═══ STORED ROWS

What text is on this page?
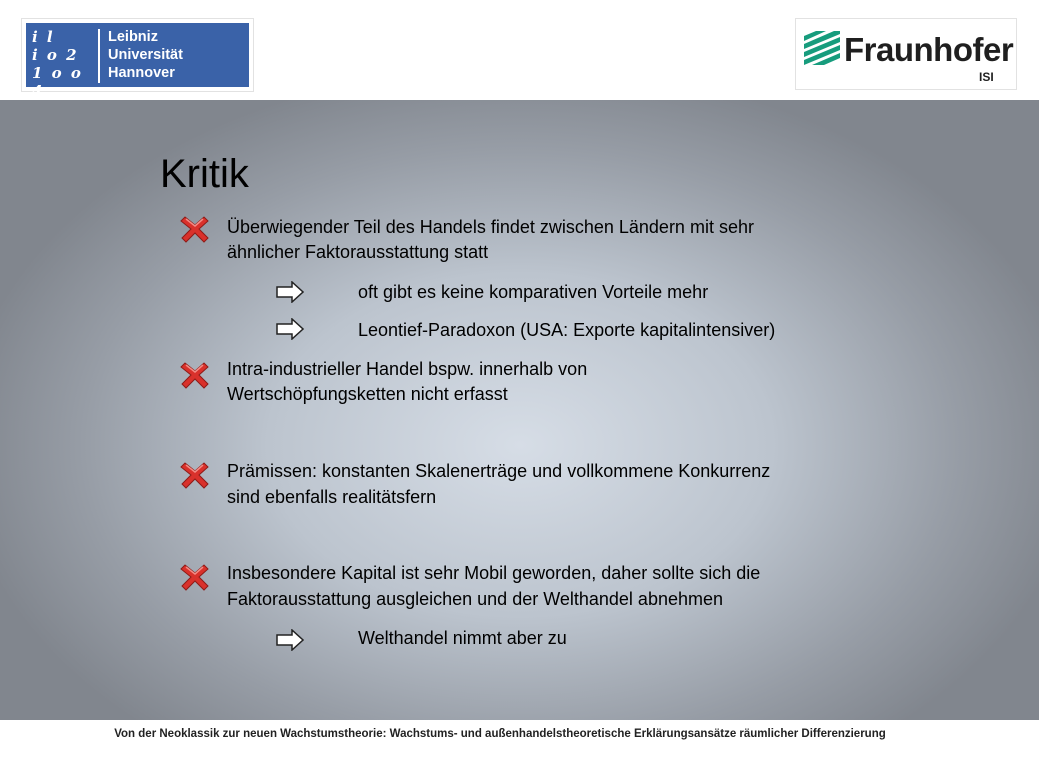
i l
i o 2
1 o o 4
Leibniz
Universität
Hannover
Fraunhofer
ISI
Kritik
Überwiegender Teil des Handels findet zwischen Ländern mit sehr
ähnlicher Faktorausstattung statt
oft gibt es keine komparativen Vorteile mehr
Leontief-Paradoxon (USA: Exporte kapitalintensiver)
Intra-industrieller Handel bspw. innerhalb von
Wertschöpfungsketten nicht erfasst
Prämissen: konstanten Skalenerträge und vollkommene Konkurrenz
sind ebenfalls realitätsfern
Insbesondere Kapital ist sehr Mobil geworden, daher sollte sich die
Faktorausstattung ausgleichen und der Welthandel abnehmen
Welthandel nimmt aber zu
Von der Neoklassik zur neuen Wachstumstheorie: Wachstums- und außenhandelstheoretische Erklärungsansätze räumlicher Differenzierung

══════
═══ STORED ROWS

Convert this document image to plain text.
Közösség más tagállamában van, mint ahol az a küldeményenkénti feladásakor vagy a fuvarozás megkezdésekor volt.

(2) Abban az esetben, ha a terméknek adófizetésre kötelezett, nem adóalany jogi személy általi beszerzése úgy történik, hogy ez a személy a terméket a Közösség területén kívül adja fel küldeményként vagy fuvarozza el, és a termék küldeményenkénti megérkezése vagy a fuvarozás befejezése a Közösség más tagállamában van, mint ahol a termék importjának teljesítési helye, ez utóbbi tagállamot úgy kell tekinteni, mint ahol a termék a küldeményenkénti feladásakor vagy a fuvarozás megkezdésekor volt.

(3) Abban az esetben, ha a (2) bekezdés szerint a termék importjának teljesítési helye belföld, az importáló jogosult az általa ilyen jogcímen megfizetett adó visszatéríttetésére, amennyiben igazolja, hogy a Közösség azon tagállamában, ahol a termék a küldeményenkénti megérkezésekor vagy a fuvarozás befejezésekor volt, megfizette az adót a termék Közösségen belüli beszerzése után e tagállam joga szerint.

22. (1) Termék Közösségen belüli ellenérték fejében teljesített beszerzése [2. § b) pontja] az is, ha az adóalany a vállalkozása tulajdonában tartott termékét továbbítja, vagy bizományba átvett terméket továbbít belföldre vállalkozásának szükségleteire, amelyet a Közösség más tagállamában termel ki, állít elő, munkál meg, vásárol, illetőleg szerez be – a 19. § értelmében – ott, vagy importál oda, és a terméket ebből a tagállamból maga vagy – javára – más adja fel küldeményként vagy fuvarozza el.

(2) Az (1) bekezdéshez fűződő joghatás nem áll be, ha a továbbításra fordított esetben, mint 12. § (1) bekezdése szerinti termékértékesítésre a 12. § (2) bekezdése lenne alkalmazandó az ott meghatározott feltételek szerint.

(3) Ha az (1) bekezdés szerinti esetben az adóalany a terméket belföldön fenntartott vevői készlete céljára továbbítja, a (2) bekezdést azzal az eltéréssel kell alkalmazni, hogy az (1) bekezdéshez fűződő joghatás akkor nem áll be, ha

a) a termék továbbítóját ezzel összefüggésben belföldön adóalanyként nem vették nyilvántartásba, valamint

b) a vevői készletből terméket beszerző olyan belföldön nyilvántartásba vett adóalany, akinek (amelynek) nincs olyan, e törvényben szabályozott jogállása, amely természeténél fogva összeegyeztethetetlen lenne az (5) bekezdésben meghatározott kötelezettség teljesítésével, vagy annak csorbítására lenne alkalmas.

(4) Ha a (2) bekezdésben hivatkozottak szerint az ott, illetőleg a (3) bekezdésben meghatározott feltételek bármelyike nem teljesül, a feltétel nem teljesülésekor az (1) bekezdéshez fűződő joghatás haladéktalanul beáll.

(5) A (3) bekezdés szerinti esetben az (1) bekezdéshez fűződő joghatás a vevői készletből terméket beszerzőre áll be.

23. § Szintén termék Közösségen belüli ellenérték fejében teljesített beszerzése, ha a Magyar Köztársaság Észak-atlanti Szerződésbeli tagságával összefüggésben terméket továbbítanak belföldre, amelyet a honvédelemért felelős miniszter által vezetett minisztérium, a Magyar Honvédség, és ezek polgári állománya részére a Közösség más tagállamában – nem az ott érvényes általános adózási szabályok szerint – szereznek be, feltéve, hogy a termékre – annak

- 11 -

══════
═══ STORED ROWS

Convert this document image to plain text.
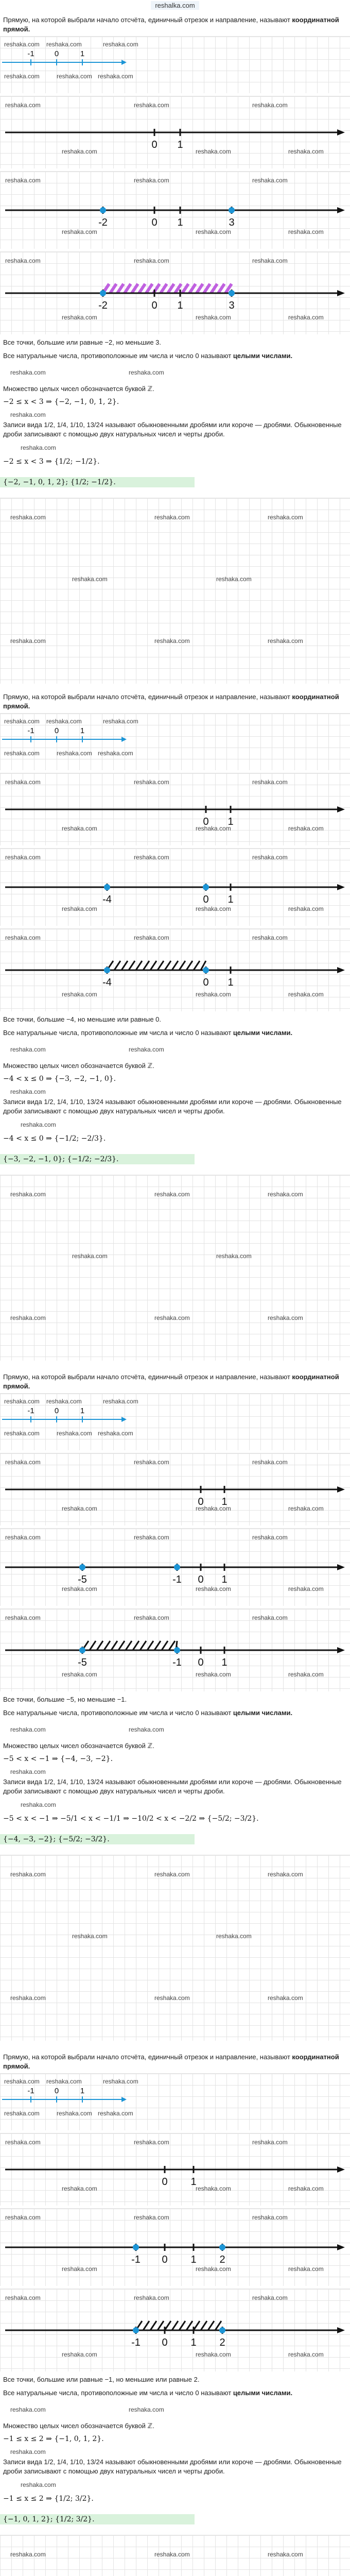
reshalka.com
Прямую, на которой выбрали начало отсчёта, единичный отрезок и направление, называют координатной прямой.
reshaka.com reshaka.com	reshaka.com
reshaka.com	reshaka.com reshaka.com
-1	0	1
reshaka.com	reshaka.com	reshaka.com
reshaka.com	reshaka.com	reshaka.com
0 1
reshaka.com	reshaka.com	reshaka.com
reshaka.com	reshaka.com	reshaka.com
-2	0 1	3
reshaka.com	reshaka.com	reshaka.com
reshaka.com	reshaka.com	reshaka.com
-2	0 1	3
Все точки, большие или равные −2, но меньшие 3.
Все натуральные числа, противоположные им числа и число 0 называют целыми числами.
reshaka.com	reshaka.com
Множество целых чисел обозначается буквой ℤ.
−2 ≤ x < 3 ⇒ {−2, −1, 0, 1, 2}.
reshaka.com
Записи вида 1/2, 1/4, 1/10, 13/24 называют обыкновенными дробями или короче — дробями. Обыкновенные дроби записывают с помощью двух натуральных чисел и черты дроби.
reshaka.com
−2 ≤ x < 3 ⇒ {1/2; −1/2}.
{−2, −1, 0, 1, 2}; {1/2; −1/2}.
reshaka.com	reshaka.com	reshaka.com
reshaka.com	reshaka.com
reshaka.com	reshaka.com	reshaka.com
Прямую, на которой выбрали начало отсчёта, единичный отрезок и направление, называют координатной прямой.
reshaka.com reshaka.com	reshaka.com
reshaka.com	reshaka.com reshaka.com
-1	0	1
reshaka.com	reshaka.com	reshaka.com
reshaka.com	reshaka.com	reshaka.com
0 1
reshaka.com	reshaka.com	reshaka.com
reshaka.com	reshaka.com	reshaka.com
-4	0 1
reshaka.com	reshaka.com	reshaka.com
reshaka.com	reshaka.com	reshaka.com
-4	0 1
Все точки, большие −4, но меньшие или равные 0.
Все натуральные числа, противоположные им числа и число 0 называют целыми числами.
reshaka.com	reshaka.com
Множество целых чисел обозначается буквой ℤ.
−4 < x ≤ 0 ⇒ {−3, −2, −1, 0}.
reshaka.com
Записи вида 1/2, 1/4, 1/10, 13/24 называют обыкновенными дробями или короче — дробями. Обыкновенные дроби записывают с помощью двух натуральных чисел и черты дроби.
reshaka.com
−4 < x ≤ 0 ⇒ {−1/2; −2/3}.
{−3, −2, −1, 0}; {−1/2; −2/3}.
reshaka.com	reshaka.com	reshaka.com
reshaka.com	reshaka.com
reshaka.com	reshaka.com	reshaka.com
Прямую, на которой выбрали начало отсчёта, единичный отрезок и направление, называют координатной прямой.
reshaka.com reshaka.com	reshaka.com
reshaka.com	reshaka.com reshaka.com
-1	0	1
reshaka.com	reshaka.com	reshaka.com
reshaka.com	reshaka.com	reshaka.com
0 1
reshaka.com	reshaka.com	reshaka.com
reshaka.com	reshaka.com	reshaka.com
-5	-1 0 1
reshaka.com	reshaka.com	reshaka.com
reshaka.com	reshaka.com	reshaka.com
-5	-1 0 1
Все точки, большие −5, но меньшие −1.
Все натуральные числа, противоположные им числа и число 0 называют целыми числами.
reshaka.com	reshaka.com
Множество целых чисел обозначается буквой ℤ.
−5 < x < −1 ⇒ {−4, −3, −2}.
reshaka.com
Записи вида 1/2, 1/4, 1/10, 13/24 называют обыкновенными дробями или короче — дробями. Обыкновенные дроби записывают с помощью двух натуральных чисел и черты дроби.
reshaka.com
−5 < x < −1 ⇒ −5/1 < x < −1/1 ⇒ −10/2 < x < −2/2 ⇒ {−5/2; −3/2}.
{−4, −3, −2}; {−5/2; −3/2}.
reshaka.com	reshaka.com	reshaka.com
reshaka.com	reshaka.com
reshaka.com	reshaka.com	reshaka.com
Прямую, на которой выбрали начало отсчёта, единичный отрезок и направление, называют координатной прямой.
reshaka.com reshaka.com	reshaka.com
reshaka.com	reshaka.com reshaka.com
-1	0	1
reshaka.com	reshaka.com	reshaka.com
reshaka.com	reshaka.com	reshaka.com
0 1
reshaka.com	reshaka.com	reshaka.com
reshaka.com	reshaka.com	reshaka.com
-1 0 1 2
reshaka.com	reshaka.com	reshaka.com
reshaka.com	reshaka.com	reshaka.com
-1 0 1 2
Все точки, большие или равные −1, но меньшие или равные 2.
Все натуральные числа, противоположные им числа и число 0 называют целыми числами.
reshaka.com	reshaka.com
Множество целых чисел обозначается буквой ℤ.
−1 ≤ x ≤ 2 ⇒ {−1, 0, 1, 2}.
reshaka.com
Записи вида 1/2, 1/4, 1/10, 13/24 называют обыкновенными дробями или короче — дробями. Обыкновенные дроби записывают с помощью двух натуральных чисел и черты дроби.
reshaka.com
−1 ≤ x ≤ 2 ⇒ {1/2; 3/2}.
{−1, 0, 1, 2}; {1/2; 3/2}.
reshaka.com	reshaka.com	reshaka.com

══════

**WORK INSTRUCTIONS:** Of all the lines above, how many contain the word "meghatározott"? Answer with only the number.

**CORRECT OUTPUT:** 3